» WORK TO DO
The listing beneath should be written out in full, exactly as shown.

#####

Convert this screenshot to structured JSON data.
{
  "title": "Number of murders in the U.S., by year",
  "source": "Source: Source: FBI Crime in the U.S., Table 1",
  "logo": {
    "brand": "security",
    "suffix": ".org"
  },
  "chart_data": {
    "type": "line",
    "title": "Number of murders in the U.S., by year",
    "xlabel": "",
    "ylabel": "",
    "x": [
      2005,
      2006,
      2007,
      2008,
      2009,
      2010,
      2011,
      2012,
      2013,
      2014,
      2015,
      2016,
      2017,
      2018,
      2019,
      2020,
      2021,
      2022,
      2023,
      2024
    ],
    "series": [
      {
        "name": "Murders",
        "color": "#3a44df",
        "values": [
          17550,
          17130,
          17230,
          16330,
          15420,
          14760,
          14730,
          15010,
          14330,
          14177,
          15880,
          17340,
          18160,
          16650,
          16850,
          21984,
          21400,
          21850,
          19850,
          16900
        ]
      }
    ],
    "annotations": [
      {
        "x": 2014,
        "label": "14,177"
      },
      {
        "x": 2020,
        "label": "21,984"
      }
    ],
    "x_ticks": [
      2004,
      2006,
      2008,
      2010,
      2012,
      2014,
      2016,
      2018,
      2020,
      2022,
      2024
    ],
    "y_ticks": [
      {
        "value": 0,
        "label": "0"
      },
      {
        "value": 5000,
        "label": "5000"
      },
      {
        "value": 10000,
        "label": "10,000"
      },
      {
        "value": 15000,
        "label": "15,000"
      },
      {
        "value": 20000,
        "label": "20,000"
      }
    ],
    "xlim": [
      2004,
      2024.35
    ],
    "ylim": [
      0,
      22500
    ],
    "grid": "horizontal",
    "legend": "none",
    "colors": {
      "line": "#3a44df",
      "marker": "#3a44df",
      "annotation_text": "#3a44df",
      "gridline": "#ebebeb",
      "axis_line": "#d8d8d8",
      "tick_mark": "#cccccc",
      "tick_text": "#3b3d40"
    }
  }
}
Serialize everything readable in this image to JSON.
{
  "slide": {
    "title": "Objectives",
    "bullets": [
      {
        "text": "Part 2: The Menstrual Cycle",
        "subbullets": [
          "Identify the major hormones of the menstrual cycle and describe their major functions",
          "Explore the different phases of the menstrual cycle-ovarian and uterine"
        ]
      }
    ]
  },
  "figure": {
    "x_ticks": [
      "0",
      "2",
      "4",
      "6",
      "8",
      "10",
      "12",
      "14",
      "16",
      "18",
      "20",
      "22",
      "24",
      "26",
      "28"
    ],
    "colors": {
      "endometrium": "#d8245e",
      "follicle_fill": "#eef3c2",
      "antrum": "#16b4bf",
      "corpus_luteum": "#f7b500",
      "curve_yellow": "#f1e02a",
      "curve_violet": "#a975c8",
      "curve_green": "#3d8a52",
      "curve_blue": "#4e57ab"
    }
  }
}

#####

» TASK OUTPUT
Convert this screenshot to structured JSON data.
{
  "title": "Number of murders in the U.S., by year",
  "source": "Source: Source: FBI Crime in the U.S., Table 1",
  "logo": {
    "brand": "security",
    "suffix": ".org"
  },
  "chart_data": {
    "type": "line",
    "title": "Number of murders in the U.S., by year",
    "xlabel": "",
    "ylabel": "",
    "x": [
      2005,
      2006,
      2007,
      2008,
      2009,
      2010,
      2011,
      2012,
      2013,
      2014,
      2015,
      2016,
      2017,
      2018,
      2019,
      2020,
      2021,
      2022,
      2023,
      2024
    ],
    "series": [
      {
        "name": "Murders",
        "color": "#3a44df",
        "values": [
          17550,
          17130,
          17230,
          16330,
          15420,
          14760,
          14730,
          15010,
          14330,
          14177,
          15880,
          17340,
          18160,
          16650,
          16850,
          21984,
          21400,
          21850,
          19850,
          16900
        ]
      }
    ],
    "annotations": [
      {
        "x": 2014,
        "label": "14,177"
      },
      {
        "x": 2020,
        "label": "21,984"
      }
    ],
    "x_ticks": [
      2004,
      2006,
      2008,
      2010,
      2012,
      2014,
      2016,
      2018,
      2020,
      2022,
      2024
    ],
    "y_ticks": [
      {
        "value": 0,
        "label": "0"
      },
      {
        "value": 5000,
        "label": "5000"
      },
      {
        "value": 10000,
        "label": "10,000"
      },
      {
        "value": 15000,
        "label": "15,000"
      },
      {
        "value": 20000,
        "label": "20,000"
      }
    ],
    "xlim": [
      2004,
      2024.35
    ],
    "ylim": [
      0,
      22500
    ],
    "grid": "horizontal",
    "legend": "none",
    "colors": {
      "line": "#3a44df",
      "marker": "#3a44df",
      "annotation_text": "#3a44df",
      "gridline": "#ebebeb",
      "axis_line": "#d8d8d8",
      "tick_mark": "#cccccc",
      "tick_text": "#3b3d40"
    }
  }
}
Serialize everything readable in this image to JSON.
{
  "slide": {
    "title": "Objectives",
    "bullets": [
      {
        "text": "Part 2: The Menstrual Cycle",
        "subbullets": [
          "Identify the major hormones of the menstrual cycle and describe their major functions",
          "Explore the different phases of the menstrual cycle-ovarian and uterine"
        ]
      }
    ]
  },
  "figure": {
    "x_ticks": [
      "0",
      "2",
      "4",
      "6",
      "8",
      "10",
      "12",
      "14",
      "16",
      "18",
      "20",
      "22",
      "24",
      "26",
      "28"
    ],
    "colors": {
      "endometrium": "#d8245e",
      "follicle_fill": "#eef3c2",
      "antrum": "#16b4bf",
      "corpus_luteum": "#f7b500",
      "curve_yellow": "#f1e02a",
      "curve_violet": "#a975c8",
      "curve_green": "#3d8a52",
      "curve_blue": "#4e57ab"
    }
  }
}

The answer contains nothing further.